## EXERCISE DIRECTIONS
Rewrite the listing below, switching every "Сигнал" to "Команда" and leaving all else unchanged.

Start MATERIAL SHOWN

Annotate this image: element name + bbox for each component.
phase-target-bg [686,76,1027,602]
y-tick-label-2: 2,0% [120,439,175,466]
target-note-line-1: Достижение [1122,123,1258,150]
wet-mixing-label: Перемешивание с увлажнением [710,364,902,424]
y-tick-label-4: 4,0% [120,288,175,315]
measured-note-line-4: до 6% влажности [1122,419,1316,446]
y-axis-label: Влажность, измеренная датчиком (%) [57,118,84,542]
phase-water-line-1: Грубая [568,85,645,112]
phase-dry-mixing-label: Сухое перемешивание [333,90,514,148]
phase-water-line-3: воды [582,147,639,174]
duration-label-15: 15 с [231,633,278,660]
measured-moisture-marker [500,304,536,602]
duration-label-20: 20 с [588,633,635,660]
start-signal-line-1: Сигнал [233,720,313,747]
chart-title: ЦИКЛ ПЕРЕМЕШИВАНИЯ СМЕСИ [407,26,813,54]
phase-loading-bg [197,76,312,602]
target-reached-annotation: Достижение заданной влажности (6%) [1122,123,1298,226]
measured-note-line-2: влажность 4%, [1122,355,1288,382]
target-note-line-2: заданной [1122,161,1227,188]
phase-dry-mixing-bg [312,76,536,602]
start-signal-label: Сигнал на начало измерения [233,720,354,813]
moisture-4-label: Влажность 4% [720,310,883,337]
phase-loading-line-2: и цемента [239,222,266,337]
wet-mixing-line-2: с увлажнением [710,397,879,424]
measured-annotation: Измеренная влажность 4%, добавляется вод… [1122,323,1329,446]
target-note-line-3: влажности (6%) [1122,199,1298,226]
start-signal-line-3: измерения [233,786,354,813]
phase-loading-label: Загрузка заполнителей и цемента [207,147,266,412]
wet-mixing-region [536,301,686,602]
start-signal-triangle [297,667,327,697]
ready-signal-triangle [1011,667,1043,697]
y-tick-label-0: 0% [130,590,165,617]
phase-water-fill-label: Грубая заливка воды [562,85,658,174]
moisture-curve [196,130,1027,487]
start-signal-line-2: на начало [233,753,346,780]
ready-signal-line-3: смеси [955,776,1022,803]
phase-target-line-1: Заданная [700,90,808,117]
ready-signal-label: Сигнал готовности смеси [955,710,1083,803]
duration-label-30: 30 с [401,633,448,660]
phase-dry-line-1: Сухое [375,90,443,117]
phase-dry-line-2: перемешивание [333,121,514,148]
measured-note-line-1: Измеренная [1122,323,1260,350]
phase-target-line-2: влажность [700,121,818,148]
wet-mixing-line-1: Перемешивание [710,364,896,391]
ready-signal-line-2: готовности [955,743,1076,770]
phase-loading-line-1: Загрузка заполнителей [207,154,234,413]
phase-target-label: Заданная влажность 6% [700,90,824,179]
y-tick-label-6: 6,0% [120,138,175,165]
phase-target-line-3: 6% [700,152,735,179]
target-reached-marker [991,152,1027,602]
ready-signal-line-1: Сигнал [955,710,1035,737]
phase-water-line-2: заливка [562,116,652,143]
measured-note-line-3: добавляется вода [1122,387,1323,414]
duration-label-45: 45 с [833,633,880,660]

End MATERIAL SHOWN

## ANSWER TO THE TASK
Annotate this image: element name + bbox for each component.
phase-target-bg [686,76,1027,602]
y-tick-label-2: 2,0% [120,439,175,466]
target-note-line-1: Достижение [1122,123,1258,150]
wet-mixing-label: Перемешивание с увлажнением [710,364,902,424]
y-tick-label-4: 4,0% [120,288,175,315]
measured-note-line-4: до 6% влажности [1122,419,1316,446]
y-axis-label: Влажность, измеренная датчиком (%) [57,118,84,542]
phase-water-line-1: Грубая [568,85,645,112]
phase-dry-mixing-label: Сухое перемешивание [333,90,514,148]
phase-water-line-3: воды [582,147,639,174]
duration-label-15: 15 с [231,633,278,660]
measured-moisture-marker [500,304,536,602]
duration-label-20: 20 с [588,633,635,660]
start-signal-line-1: Команда [233,720,313,747]
chart-title: ЦИКЛ ПЕРЕМЕШИВАНИЯ СМЕСИ [407,26,813,54]
phase-loading-bg [197,76,312,602]
target-reached-annotation: Достижение заданной влажности (6%) [1122,123,1298,226]
measured-note-line-2: влажность 4%, [1122,355,1288,382]
target-note-line-2: заданной [1122,161,1227,188]
phase-dry-mixing-bg [312,76,536,602]
start-signal-label: Команда на начало измерения [233,720,354,813]
moisture-4-label: Влажность 4% [720,310,883,337]
phase-loading-line-2: и цемента [239,222,266,337]
wet-mixing-line-2: с увлажнением [710,397,879,424]
measured-annotation: Измеренная влажность 4%, добавляется вод… [1122,323,1329,446]
target-note-line-3: влажности (6%) [1122,199,1298,226]
start-signal-line-3: измерения [233,786,354,813]
phase-loading-label: Загрузка заполнителей и цемента [207,147,266,412]
wet-mixing-region [536,301,686,602]
start-signal-triangle [297,667,327,697]
ready-signal-triangle [1011,667,1043,697]
y-tick-label-0: 0% [130,590,165,617]
phase-water-fill-label: Грубая заливка воды [562,85,658,174]
moisture-curve [196,130,1027,487]
start-signal-line-2: на начало [233,753,346,780]
ready-signal-line-3: смеси [955,776,1022,803]
phase-target-line-1: Заданная [700,90,808,117]
ready-signal-label: Команда готовности смеси [955,710,1083,803]
duration-label-30: 30 с [401,633,448,660]
phase-dry-line-1: Сухое [375,90,443,117]
phase-dry-line-2: перемешивание [333,121,514,148]
measured-note-line-1: Измеренная [1122,323,1260,350]
phase-target-line-2: влажность [700,121,818,148]
wet-mixing-line-1: Перемешивание [710,364,896,391]
ready-signal-line-2: готовности [955,743,1076,770]
phase-loading-line-1: Загрузка заполнителей [207,154,234,413]
phase-target-label: Заданная влажность 6% [700,90,824,179]
y-tick-label-6: 6,0% [120,138,175,165]
phase-target-line-3: 6% [700,152,735,179]
target-reached-marker [991,152,1027,602]
ready-signal-line-1: Команда [955,710,1035,737]
phase-water-line-2: заливка [562,116,652,143]
measured-note-line-3: добавляется вода [1122,387,1323,414]
duration-label-45: 45 с [833,633,880,660]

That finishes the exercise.